[Stored entries]

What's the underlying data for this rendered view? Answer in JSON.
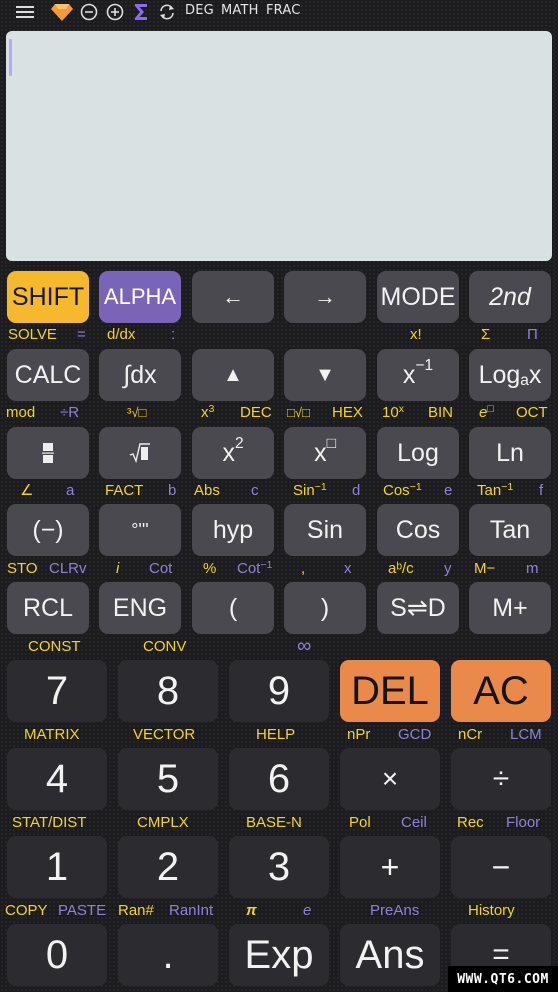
{
  "topbar": {
    "icons": [
      "menu-icon",
      "premium-gem-icon",
      "zoom-out-icon",
      "zoom-in-icon",
      "sigma-icon",
      "refresh-icon"
    ],
    "mode_angle": "DEG",
    "mode_input": "MATH",
    "mode_output": "FRAC"
  },
  "display": {
    "value": ""
  },
  "row1": {
    "keys": [
      "SHIFT",
      "ALPHA",
      "←",
      "→",
      "MODE",
      "2nd"
    ],
    "labels": {
      "solve": "SOLVE",
      "eq": "=",
      "ddx": "d/dx",
      "colon": ":",
      "fact": "x!",
      "sum": "Σ",
      "prod": "Π"
    }
  },
  "row2": {
    "keys": {
      "calc": "CALC",
      "integ": "∫dx",
      "up": "▲",
      "down": "▼",
      "inv_base": "x",
      "inv_exp": "−1",
      "loga_base": "Log",
      "loga_sub": "a",
      "loga_x": "x"
    },
    "labels": {
      "mod": "mod",
      "divr": "÷R",
      "cbrt": "³√□",
      "cube_base": "x",
      "cube_exp": "3",
      "dec": "DEC",
      "nroot": "□√□",
      "hex": "HEX",
      "ten_base": "10",
      "ten_exp": "x",
      "bin": "BIN",
      "e_base": "e",
      "e_exp": "□",
      "oct": "OCT"
    }
  },
  "row3": {
    "keys": {
      "frac": "▪",
      "sqrt": "√▪",
      "sq_base": "x",
      "sq_exp": "2",
      "pow_base": "x",
      "pow_exp": "□",
      "log": "Log",
      "ln": "Ln"
    },
    "labels": {
      "angle": "∠",
      "a": "a",
      "fact": "FACT",
      "b": "b",
      "abs": "Abs",
      "c": "c",
      "asin": "Sin",
      "d": "d",
      "acos": "Cos",
      "e": "e",
      "atan": "Tan",
      "f": "f",
      "inv": "−1"
    }
  },
  "row4": {
    "keys": [
      "(−)",
      "°'''",
      "hyp",
      "Sin",
      "Cos",
      "Tan"
    ],
    "labels": {
      "sto": "STO",
      "clrv": "CLRv",
      "i": "i",
      "cot": "Cot",
      "pct": "%",
      "acot": "Cot",
      "acot_exp": "−1",
      "comma": ",",
      "x": "x",
      "abc": "aᵇ/c",
      "y": "y",
      "mminus": "M−",
      "m": "m"
    }
  },
  "row5": {
    "keys": [
      "RCL",
      "ENG",
      "(",
      ")",
      "S⇌D",
      "M+"
    ],
    "labels": {
      "const": "CONST",
      "conv": "CONV",
      "inf": "∞"
    }
  },
  "row6": {
    "keys": [
      "7",
      "8",
      "9",
      "DEL",
      "AC"
    ],
    "labels": {
      "matrix": "MATRIX",
      "vector": "VECTOR",
      "help": "HELP",
      "npr": "nPr",
      "gcd": "GCD",
      "ncr": "nCr",
      "lcm": "LCM"
    }
  },
  "row7": {
    "keys": [
      "4",
      "5",
      "6",
      "×",
      "÷"
    ],
    "labels": {
      "stat": "STAT/DIST",
      "cmplx": "CMPLX",
      "basen": "BASE-N",
      "pol": "Pol",
      "ceil": "Ceil",
      "rec": "Rec",
      "floor": "Floor"
    }
  },
  "row8": {
    "keys": [
      "1",
      "2",
      "3",
      "+",
      "−"
    ],
    "labels": {
      "copy": "COPY",
      "paste": "PASTE",
      "ran": "Ran#",
      "ranint": "RanInt",
      "pi": "π",
      "e": "e",
      "preans": "PreAns",
      "history": "History"
    }
  },
  "row9": {
    "keys": [
      "0",
      ".",
      "Exp",
      "Ans",
      "="
    ]
  },
  "watermark": "WWW.QT6.COM",
  "colors": {
    "shift": "#f6b82d",
    "alpha": "#7a64b8",
    "orange": "#ea8a4a",
    "shift_label": "#f2d526",
    "alpha_label": "#8d82d6",
    "display_bg": "#d8e2e3"
  }
}
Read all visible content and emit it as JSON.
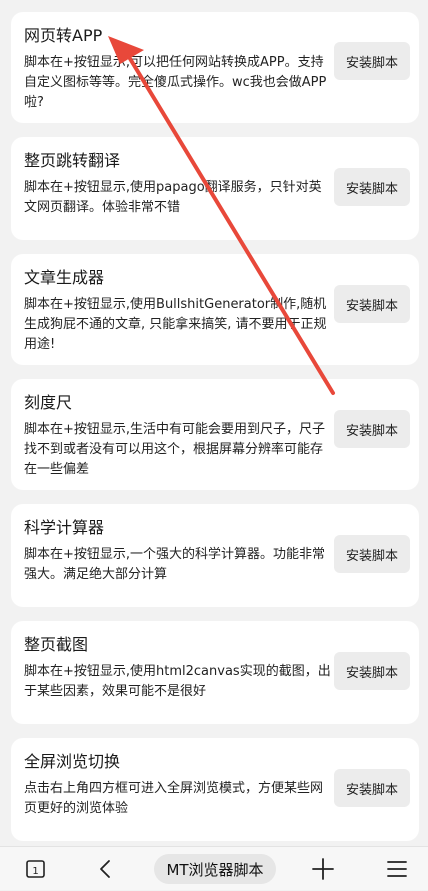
{
  "scripts": [
    {
      "title": "网页转APP",
      "desc": "脚本在+按钮显示,可以把任何网站转换成APP。支持自定义图标等等。完全傻瓜式操作。wc我也会做APP啦?",
      "button": "安装脚本"
    },
    {
      "title": "整页跳转翻译",
      "desc": "脚本在+按钮显示,使用papago翻译服务，只针对英文网页翻译。体验非常不错",
      "button": "安装脚本"
    },
    {
      "title": "文章生成器",
      "desc": "脚本在+按钮显示,使用BullshitGenerator制作,随机生成狗屁不通的文章, 只能拿来搞笑, 请不要用于正规用途!",
      "button": "安装脚本"
    },
    {
      "title": "刻度尺",
      "desc": "脚本在+按钮显示,生活中有可能会要用到尺子，尺子找不到或者没有可以用这个，根据屏幕分辨率可能存在一些偏差",
      "button": "安装脚本"
    },
    {
      "title": "科学计算器",
      "desc": "脚本在+按钮显示,一个强大的科学计算器。功能非常强大。满足绝大部分计算",
      "button": "安装脚本"
    },
    {
      "title": "整页截图",
      "desc": "脚本在+按钮显示,使用html2canvas实现的截图，出于某些因素，效果可能不是很好",
      "button": "安装脚本"
    },
    {
      "title": "全屏浏览切换",
      "desc": "点击右上角四方框可进入全屏浏览模式，方便某些网页更好的浏览体验",
      "button": "安装脚本"
    }
  ],
  "bottom_bar": {
    "tab_count": "1",
    "center_title": "MT浏览器脚本",
    "icons": [
      "tabs-icon",
      "back-icon",
      "plus-icon",
      "menu-icon"
    ]
  },
  "annotation": {
    "arrow_color": "#e8483a"
  }
}
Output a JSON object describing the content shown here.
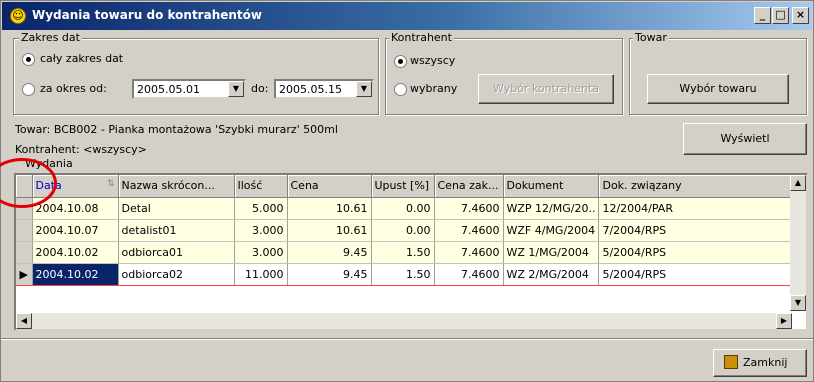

* [WHAT TO PRODUCE] All of the lines above should be retyped precisely, apart from the pictures.

* [ANSWER BELOW]
What's the underlying data for this rendered view? Answer in JSON.
{
  "topbar": {
    "icons": [
      "menu-icon",
      "premium-gem-icon",
      "zoom-out-icon",
      "zoom-in-icon",
      "sigma-icon",
      "refresh-icon"
    ],
    "mode_angle": "DEG",
    "mode_input": "MATH",
    "mode_output": "FRAC"
  },
  "display": {
    "value": ""
  },
  "row1": {
    "keys": [
      "SHIFT",
      "ALPHA",
      "←",
      "→",
      "MODE",
      "2nd"
    ],
    "labels": {
      "solve": "SOLVE",
      "eq": "=",
      "ddx": "d/dx",
      "colon": ":",
      "fact": "x!",
      "sum": "Σ",
      "prod": "Π"
    }
  },
  "row2": {
    "keys": {
      "calc": "CALC",
      "integ": "∫dx",
      "up": "▲",
      "down": "▼",
      "inv_base": "x",
      "inv_exp": "−1",
      "loga_base": "Log",
      "loga_sub": "a",
      "loga_x": "x"
    },
    "labels": {
      "mod": "mod",
      "divr": "÷R",
      "cbrt": "³√□",
      "cube_base": "x",
      "cube_exp": "3",
      "dec": "DEC",
      "nroot": "□√□",
      "hex": "HEX",
      "ten_base": "10",
      "ten_exp": "x",
      "bin": "BIN",
      "e_base": "e",
      "e_exp": "□",
      "oct": "OCT"
    }
  },
  "row3": {
    "keys": {
      "frac": "▪",
      "sqrt": "√▪",
      "sq_base": "x",
      "sq_exp": "2",
      "pow_base": "x",
      "pow_exp": "□",
      "log": "Log",
      "ln": "Ln"
    },
    "labels": {
      "angle": "∠",
      "a": "a",
      "fact": "FACT",
      "b": "b",
      "abs": "Abs",
      "c": "c",
      "asin": "Sin",
      "d": "d",
      "acos": "Cos",
      "e": "e",
      "atan": "Tan",
      "f": "f",
      "inv": "−1"
    }
  },
  "row4": {
    "keys": [
      "(−)",
      "°'''",
      "hyp",
      "Sin",
      "Cos",
      "Tan"
    ],
    "labels": {
      "sto": "STO",
      "clrv": "CLRv",
      "i": "i",
      "cot": "Cot",
      "pct": "%",
      "acot": "Cot",
      "acot_exp": "−1",
      "comma": ",",
      "x": "x",
      "abc": "aᵇ/c",
      "y": "y",
      "mminus": "M−",
      "m": "m"
    }
  },
  "row5": {
    "keys": [
      "RCL",
      "ENG",
      "(",
      ")",
      "S⇌D",
      "M+"
    ],
    "labels": {
      "const": "CONST",
      "conv": "CONV",
      "inf": "∞"
    }
  },
  "row6": {
    "keys": [
      "7",
      "8",
      "9",
      "DEL",
      "AC"
    ],
    "labels": {
      "matrix": "MATRIX",
      "vector": "VECTOR",
      "help": "HELP",
      "npr": "nPr",
      "gcd": "GCD",
      "ncr": "nCr",
      "lcm": "LCM"
    }
  },
  "row7": {
    "keys": [
      "4",
      "5",
      "6",
      "×",
      "÷"
    ],
    "labels": {
      "stat": "STAT/DIST",
      "cmplx": "CMPLX",
      "basen": "BASE-N",
      "pol": "Pol",
      "ceil": "Ceil",
      "rec": "Rec",
      "floor": "Floor"
    }
  },
  "row8": {
    "keys": [
      "1",
      "2",
      "3",
      "+",
      "−"
    ],
    "labels": {
      "copy": "COPY",
      "paste": "PASTE",
      "ran": "Ran#",
      "ranint": "RanInt",
      "pi": "π",
      "e": "e",
      "preans": "PreAns",
      "history": "History"
    }
  },
  "row9": {
    "keys": [
      "0",
      ".",
      "Exp",
      "Ans",
      "="
    ]
  },
  "watermark": "WWW.QT6.COM",
  "colors": {
    "shift": "#f6b82d",
    "alpha": "#7a64b8",
    "orange": "#ea8a4a",
    "shift_label": "#f2d526",
    "alpha_label": "#8d82d6",
    "display_bg": "#d8e2e3"
  }
}
Read all visible content and emit it as JSON.
{
  "scripts": [
    {
      "title": "网页转APP",
      "desc": "脚本在+按钮显示,可以把任何网站转换成APP。支持自定义图标等等。完全傻瓜式操作。wc我也会做APP啦?",
      "button": "安装脚本"
    },
    {
      "title": "整页跳转翻译",
      "desc": "脚本在+按钮显示,使用papago翻译服务，只针对英文网页翻译。体验非常不错",
      "button": "安装脚本"
    },
    {
      "title": "文章生成器",
      "desc": "脚本在+按钮显示,使用BullshitGenerator制作,随机生成狗屁不通的文章, 只能拿来搞笑, 请不要用于正规用途!",
      "button": "安装脚本"
    },
    {
      "title": "刻度尺",
      "desc": "脚本在+按钮显示,生活中有可能会要用到尺子，尺子找不到或者没有可以用这个，根据屏幕分辨率可能存在一些偏差",
      "button": "安装脚本"
    },
    {
      "title": "科学计算器",
      "desc": "脚本在+按钮显示,一个强大的科学计算器。功能非常强大。满足绝大部分计算",
      "button": "安装脚本"
    },
    {
      "title": "整页截图",
      "desc": "脚本在+按钮显示,使用html2canvas实现的截图，出于某些因素，效果可能不是很好",
      "button": "安装脚本"
    },
    {
      "title": "全屏浏览切换",
      "desc": "点击右上角四方框可进入全屏浏览模式，方便某些网页更好的浏览体验",
      "button": "安装脚本"
    }
  ],
  "bottom_bar": {
    "tab_count": "1",
    "center_title": "MT浏览器脚本",
    "icons": [
      "tabs-icon",
      "back-icon",
      "plus-icon",
      "menu-icon"
    ]
  },
  "annotation": {
    "arrow_color": "#e8483a"
  }
}
Output a JSON object describing the content shown here.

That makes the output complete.